Dataset entries:
□ □ □
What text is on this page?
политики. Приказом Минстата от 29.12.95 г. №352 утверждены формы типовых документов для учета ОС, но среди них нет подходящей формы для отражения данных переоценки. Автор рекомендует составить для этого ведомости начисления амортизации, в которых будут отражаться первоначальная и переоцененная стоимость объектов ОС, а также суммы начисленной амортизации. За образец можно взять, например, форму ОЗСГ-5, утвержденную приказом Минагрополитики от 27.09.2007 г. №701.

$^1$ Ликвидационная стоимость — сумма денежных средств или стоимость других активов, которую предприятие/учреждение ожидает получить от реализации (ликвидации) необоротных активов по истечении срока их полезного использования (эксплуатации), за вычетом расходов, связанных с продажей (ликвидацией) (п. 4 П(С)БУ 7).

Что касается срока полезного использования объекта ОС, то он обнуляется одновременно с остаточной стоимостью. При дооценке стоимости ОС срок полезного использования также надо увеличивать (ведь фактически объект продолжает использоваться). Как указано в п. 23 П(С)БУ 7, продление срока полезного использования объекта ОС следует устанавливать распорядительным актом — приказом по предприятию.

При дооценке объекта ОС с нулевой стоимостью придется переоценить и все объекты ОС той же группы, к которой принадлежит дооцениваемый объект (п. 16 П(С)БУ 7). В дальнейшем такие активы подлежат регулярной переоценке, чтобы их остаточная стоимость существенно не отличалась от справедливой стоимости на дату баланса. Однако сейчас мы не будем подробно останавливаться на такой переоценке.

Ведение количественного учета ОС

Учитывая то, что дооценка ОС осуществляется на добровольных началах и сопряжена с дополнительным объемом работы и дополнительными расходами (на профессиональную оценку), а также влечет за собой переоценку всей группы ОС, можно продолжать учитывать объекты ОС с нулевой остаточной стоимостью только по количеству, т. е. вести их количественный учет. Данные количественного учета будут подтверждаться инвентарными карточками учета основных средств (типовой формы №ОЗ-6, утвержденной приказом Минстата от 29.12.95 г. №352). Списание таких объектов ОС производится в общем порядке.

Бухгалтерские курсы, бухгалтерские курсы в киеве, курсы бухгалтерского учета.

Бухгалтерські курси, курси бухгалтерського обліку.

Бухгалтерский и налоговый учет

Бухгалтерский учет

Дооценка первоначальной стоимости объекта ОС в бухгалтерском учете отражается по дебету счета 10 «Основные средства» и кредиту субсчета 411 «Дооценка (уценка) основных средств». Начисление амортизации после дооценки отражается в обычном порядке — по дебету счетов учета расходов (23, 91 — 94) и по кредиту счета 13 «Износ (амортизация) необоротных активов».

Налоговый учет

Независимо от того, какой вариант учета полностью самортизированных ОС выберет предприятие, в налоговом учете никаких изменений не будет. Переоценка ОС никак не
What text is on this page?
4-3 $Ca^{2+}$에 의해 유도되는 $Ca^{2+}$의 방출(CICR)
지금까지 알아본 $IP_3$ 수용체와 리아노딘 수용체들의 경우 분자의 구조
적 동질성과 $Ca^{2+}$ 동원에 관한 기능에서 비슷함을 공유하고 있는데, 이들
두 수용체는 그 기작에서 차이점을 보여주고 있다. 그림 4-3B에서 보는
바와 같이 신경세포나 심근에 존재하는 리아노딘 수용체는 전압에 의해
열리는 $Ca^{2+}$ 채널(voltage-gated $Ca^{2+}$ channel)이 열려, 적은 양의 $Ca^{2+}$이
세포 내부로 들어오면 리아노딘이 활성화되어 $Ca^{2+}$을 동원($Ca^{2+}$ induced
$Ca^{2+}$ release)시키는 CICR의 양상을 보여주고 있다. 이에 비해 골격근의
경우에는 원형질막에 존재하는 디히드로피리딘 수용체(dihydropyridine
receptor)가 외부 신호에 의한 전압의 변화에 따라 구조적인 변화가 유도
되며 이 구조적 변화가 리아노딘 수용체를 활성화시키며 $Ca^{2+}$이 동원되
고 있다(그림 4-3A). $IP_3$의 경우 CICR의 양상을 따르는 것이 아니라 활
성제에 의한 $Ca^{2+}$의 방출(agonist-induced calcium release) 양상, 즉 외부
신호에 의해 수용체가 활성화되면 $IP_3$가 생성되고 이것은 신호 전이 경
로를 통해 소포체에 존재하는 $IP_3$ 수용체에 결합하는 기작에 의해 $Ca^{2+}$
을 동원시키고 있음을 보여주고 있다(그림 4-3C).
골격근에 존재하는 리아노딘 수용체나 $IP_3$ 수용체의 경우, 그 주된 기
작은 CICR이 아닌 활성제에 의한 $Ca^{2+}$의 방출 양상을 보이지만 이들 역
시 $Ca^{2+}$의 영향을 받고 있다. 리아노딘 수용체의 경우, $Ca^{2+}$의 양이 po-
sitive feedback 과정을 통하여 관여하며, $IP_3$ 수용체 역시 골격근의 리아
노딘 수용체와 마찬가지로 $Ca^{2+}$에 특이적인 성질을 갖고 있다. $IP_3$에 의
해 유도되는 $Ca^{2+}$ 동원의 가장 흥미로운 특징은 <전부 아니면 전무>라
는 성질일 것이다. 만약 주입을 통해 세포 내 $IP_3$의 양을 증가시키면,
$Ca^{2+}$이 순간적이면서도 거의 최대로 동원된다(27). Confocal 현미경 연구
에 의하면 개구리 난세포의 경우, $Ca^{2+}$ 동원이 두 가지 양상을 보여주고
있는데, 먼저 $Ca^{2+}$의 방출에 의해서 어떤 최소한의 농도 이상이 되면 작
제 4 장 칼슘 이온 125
□ □ □
Aim: Lines of the material that contain the word "수용체는" are to be gathered.

Answer for the task:
두 수용체는 그 기작에서 차이점을 보여주고 있다. 그림 4-3B에서 보는
바와 같이 신경세포나 심근에 존재하는 리아노딘 수용체는 전압에 의해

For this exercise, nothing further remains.